- **Exercises**
(1) From the Swan Ltd notes, extract the passage starting at "There are three" and ending at "managing company affairs.".
(2) Answer these questions using the Swan Ltd notes:
(a) In what year was Swan Ltd incorporated?
(b) What percentage pay raise did Ann & Brenda award themselves?
(c) Under which section does Carla, as a general partner, have the right to take part in managing the business?

- **Page excerpt**
◆ ◆ ◆ ◆

So what are the facts?

  • Swan Ltd was incorporated in 1997
  • It’s a taxi business and ‘any other trade or business conducive therewith’
  • It’s a partnership
  • With 3 equal owners/shareholders/directors who are Ann, Brenda & Carla
  • Carla has stopped working due to ill health

These are the following issues/concerns Carla has

  • Ann & Brenda have awarded themselves 20% pay raises even though no dividend is being issued.
  • Suspicions about joint venture with “Hump Haulage Ltd”
  • Ann & Brenda want to buy back her shares at ½ market value or they will pass a special resolution
  • Alteration of Articles.

There are three types of partners in a business, the general, the dormant and the salaried partner, Carla is a general partner who under s 24 has the right to take part in the management of the business unless there is an agreement between Carla and the other partners that she should not,

She is also one of the directors of the company and as a director she has certain powers, but also duties, and likewise Ann & Brenda also have duties. This is because the relationship between a company and its directors is of principle and agent, and as agents the directors stand in a fiduciary relationship to their principle, the company. In addition, directors also owe a duty of care at common law not to act negligently in managing company affairs.

◆ ◆ ◆ ◆

- **Data lines**
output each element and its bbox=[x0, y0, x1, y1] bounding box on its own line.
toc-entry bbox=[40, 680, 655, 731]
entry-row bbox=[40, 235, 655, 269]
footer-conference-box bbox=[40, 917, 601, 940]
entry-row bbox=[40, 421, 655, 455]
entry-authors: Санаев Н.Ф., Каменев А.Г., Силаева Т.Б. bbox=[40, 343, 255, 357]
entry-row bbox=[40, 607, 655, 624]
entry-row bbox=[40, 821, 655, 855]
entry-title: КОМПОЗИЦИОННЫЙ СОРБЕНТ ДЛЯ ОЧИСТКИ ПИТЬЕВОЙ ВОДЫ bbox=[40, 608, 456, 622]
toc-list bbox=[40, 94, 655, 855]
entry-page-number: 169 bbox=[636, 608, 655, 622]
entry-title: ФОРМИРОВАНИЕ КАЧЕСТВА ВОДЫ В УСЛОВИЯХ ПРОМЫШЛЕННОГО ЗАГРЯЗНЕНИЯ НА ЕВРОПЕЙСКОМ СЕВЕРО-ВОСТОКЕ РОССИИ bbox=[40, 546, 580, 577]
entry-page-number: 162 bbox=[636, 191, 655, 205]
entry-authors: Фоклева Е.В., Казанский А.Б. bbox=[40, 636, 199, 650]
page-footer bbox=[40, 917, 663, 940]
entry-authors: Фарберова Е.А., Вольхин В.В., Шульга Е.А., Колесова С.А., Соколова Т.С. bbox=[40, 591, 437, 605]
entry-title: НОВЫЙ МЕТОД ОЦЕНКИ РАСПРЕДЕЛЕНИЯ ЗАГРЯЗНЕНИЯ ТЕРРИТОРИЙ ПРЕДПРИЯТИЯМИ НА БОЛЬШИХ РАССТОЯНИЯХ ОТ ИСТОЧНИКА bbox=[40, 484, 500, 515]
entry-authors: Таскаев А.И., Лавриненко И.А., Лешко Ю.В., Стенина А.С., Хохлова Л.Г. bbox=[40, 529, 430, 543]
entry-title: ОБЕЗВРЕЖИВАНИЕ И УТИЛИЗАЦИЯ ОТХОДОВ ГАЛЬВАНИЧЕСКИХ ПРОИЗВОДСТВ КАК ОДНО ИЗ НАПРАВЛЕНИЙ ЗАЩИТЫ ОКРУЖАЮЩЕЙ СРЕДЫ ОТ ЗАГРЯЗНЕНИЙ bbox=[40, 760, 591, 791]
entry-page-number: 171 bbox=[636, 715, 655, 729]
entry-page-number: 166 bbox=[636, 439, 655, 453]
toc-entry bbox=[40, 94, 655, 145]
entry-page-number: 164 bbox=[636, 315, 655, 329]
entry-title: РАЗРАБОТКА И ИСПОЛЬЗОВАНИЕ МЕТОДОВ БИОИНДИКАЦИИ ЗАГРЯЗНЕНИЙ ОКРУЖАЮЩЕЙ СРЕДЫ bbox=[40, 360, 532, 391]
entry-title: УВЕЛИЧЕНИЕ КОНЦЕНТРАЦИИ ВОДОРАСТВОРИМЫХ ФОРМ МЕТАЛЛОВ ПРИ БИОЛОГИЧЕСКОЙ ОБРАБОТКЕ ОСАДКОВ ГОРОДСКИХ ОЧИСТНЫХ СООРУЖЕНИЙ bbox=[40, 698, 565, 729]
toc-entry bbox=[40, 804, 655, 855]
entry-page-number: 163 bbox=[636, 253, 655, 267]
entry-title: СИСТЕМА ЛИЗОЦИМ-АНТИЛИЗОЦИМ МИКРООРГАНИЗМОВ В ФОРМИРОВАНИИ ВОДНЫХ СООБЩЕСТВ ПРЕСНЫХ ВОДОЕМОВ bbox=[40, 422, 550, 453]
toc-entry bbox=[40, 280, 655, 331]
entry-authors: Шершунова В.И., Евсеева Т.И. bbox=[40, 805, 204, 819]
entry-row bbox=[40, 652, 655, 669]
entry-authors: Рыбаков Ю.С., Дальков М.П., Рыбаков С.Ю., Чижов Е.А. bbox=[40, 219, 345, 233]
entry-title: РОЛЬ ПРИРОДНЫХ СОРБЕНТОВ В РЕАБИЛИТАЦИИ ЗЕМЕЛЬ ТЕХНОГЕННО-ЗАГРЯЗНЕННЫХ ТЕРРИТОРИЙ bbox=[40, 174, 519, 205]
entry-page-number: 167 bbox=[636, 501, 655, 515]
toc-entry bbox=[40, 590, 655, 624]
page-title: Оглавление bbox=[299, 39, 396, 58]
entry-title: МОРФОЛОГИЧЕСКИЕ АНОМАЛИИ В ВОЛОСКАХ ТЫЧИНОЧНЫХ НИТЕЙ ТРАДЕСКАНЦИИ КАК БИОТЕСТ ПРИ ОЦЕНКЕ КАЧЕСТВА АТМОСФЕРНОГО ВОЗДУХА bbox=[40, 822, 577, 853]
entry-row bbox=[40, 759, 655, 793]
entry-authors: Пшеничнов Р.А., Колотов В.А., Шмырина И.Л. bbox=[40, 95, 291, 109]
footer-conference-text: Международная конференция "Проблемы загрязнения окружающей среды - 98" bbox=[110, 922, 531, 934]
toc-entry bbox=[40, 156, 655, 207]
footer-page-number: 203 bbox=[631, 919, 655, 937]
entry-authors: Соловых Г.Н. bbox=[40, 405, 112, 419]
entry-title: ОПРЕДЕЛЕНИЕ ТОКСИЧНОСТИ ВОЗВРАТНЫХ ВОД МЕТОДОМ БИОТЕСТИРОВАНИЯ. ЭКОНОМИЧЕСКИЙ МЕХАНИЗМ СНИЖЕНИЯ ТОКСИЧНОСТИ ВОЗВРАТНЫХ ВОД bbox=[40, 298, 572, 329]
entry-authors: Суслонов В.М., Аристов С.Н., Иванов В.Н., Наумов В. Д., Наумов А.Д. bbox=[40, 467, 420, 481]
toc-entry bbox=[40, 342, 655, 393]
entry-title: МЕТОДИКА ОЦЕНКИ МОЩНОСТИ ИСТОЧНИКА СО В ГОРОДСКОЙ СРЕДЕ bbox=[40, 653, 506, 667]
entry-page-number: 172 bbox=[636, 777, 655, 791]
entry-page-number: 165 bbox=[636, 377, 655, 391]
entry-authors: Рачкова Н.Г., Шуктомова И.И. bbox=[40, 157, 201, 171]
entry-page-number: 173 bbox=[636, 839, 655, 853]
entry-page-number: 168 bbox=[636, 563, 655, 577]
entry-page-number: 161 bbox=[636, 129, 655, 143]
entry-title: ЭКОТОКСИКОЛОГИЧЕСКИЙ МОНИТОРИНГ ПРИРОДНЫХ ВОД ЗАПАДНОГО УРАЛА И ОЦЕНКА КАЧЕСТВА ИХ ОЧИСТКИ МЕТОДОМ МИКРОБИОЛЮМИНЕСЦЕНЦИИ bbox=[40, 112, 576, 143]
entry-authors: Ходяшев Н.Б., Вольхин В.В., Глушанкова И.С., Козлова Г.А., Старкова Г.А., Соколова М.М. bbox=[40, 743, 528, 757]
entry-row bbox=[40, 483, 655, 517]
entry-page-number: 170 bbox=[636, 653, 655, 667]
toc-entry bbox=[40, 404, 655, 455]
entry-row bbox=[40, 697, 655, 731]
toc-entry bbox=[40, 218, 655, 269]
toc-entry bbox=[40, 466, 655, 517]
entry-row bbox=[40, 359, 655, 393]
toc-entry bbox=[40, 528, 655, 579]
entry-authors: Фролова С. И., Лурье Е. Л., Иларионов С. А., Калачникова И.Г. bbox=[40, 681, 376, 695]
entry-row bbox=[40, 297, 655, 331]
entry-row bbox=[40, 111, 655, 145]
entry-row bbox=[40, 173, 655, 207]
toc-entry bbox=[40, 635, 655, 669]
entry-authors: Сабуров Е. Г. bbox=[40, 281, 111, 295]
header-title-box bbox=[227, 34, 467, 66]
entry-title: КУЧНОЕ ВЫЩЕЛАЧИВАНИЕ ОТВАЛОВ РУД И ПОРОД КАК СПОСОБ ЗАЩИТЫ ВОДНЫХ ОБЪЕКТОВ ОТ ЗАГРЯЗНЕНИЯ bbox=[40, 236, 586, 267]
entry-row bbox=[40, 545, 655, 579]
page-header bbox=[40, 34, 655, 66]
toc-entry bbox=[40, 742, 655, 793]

◆ ◆ ◆ ◆

- **Response list**
(1)
There are three types of partners in a business, the general, the dormant and the salaried partner, Carla is a general partner who under s 24 has the right to take part in the management of the business unless there is an agreement between Carla and the other partners that she should not,

She is also one of the directors of the company and as a director she has certain powers, but also duties, and likewise Ann & Brenda also have duties. This is because the relationship between a company and its directors is of principle and agent, and as agents the directors stand in a fiduciary relationship to their principle, the company. In addition, directors also owe a duty of care at common law not to act negligently in managing company affairs.

(2)
(a) 1997
(b) 20%
(c) s 24